TASK TO CARRY OUT
Gather every line in the entries below that contains the word "computer", and list each such line in full.

Stored data entries:
• • • •

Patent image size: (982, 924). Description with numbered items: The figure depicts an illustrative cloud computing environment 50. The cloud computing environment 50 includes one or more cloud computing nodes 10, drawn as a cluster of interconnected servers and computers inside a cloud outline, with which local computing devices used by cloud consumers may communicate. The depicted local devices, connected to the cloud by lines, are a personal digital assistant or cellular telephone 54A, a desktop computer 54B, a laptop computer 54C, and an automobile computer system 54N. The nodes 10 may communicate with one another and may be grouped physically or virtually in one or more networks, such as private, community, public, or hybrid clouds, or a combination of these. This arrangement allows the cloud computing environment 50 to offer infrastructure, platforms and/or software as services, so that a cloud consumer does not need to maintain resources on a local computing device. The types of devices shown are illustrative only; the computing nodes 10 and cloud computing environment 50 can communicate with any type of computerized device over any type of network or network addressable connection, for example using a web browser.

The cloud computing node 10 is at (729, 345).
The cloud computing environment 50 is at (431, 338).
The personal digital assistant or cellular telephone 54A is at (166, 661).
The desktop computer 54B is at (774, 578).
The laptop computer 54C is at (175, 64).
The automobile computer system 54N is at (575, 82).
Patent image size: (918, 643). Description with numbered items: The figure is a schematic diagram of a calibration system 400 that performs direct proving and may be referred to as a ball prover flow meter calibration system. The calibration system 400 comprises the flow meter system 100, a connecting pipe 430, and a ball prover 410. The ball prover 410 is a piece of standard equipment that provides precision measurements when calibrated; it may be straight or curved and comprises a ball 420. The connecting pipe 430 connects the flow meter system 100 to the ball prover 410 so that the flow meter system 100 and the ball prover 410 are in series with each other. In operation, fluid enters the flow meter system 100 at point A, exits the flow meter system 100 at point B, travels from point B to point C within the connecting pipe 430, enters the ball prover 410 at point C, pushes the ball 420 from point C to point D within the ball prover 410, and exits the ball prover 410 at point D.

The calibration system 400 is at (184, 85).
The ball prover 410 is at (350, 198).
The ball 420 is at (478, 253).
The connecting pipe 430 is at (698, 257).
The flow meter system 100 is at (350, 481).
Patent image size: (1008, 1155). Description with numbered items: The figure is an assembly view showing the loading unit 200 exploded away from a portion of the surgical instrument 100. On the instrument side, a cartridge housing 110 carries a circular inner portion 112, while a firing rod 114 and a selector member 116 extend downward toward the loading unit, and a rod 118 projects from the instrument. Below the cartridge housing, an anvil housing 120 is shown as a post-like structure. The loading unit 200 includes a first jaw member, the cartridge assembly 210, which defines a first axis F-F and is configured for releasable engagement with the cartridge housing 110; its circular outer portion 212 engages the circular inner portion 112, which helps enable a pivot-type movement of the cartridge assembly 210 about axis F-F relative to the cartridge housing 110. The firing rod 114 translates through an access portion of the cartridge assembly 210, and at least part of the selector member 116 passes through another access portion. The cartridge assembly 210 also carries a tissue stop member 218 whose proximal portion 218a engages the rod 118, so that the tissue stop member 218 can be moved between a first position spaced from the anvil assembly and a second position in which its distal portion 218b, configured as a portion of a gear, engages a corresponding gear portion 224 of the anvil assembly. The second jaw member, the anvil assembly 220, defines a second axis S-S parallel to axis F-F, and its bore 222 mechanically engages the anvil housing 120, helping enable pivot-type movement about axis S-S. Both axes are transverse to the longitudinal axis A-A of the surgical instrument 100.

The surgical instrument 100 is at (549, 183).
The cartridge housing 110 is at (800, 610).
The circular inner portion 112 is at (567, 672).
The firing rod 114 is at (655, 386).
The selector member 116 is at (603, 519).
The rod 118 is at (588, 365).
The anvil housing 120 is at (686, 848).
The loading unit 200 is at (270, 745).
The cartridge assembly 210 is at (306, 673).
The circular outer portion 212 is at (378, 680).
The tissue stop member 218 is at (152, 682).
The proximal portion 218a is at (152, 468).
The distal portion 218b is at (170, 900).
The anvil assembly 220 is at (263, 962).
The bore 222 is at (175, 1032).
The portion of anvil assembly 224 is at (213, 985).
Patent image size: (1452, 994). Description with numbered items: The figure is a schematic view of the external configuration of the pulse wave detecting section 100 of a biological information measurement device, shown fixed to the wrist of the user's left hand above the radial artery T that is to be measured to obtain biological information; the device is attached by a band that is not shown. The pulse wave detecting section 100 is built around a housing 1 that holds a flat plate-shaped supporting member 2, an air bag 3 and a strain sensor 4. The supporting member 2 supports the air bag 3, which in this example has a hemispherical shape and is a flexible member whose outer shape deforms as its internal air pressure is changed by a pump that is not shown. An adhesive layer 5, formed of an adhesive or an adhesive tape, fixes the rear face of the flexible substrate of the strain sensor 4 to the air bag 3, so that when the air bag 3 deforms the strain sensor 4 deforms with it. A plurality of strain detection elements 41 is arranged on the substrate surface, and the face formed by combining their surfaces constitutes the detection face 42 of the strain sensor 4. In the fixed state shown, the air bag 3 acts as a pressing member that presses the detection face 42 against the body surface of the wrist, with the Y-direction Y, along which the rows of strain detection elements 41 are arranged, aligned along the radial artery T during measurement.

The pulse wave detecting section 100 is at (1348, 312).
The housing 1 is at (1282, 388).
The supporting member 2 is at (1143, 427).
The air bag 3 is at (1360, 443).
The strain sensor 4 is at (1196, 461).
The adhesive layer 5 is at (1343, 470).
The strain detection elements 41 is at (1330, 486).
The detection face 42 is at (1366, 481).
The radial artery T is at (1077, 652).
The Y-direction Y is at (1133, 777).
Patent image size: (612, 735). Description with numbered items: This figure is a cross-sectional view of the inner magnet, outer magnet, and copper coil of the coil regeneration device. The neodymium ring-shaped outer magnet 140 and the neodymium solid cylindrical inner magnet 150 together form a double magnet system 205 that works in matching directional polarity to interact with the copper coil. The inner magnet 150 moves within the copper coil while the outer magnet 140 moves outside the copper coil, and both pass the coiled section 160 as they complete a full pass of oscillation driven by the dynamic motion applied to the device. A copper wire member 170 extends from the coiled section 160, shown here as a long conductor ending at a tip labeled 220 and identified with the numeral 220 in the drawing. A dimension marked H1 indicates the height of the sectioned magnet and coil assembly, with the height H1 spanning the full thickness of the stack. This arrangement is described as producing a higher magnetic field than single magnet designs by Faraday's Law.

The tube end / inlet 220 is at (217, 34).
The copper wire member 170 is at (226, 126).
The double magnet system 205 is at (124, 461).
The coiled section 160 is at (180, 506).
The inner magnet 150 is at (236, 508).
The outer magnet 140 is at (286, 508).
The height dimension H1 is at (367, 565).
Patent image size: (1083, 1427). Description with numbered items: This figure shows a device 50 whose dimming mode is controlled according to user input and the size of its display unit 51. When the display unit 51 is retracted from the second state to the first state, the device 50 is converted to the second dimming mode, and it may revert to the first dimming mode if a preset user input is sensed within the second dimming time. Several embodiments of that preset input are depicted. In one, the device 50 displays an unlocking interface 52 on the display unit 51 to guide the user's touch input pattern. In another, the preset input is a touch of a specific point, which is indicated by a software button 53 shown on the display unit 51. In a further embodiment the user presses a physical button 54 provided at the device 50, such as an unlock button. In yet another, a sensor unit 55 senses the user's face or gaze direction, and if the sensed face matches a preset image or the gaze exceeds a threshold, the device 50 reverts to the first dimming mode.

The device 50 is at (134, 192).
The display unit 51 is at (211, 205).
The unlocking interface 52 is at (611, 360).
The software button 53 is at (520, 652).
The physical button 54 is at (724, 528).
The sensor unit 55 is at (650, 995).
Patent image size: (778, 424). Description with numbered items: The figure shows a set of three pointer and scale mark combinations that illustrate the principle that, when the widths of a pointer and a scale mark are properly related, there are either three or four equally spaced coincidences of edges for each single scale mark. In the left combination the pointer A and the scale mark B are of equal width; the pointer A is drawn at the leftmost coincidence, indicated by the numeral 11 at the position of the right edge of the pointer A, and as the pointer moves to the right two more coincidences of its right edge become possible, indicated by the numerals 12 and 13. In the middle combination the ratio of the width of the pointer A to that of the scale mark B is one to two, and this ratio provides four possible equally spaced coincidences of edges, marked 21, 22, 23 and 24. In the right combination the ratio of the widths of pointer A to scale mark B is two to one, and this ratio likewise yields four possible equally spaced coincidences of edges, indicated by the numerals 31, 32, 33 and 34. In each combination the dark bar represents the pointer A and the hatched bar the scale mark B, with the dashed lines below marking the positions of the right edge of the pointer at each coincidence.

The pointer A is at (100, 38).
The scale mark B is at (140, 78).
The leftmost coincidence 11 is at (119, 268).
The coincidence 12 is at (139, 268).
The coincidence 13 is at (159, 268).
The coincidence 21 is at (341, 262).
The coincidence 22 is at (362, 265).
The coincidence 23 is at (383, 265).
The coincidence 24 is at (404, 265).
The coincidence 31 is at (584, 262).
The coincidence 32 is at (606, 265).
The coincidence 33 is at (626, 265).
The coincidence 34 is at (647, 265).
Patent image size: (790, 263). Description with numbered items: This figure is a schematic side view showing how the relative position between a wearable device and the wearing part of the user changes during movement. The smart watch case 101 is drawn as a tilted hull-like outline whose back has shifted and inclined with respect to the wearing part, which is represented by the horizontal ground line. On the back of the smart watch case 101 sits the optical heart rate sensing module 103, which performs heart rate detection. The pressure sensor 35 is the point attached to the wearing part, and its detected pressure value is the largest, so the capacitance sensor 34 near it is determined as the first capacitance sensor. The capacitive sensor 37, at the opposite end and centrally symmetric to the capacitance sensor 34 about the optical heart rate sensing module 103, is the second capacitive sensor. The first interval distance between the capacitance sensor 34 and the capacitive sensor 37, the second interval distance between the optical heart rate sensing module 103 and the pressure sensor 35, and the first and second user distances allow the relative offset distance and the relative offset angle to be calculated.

• • • •

WRITTEN ANSWER
Patent image size: (982, 924). Description with numbered items: The figure depicts an illustrative cloud computing environment 50. The cloud computing environment 50 includes one or more cloud computing nodes 10, drawn as a cluster of interconnected servers and computers inside a cloud outline, with which local computing devices used by cloud consumers may communicate. The depicted local devices, connected to the cloud by lines, are a personal digital assistant or cellular telephone 54A, a desktop computer 54B, a laptop computer 54C, and an automobile computer system 54N. The nodes 10 may communicate with one another and may be grouped physically or virtually in one or more networks, such as private, community, public, or hybrid clouds, or a combination of these. This arrangement allows the cloud computing environment 50 to offer infrastructure, platforms and/or software as services, so that a cloud consumer does not need to maintain resources on a local computing device. The types of devices shown are illustrative only; the computing nodes 10 and cloud computing environment 50 can communicate with any type of computerized device over any type of network or network addressable connection, for example using a web browser.
The desktop computer 54B is at (774, 578).
The laptop computer 54C is at (175, 64).
The automobile computer system 54N is at (575, 82).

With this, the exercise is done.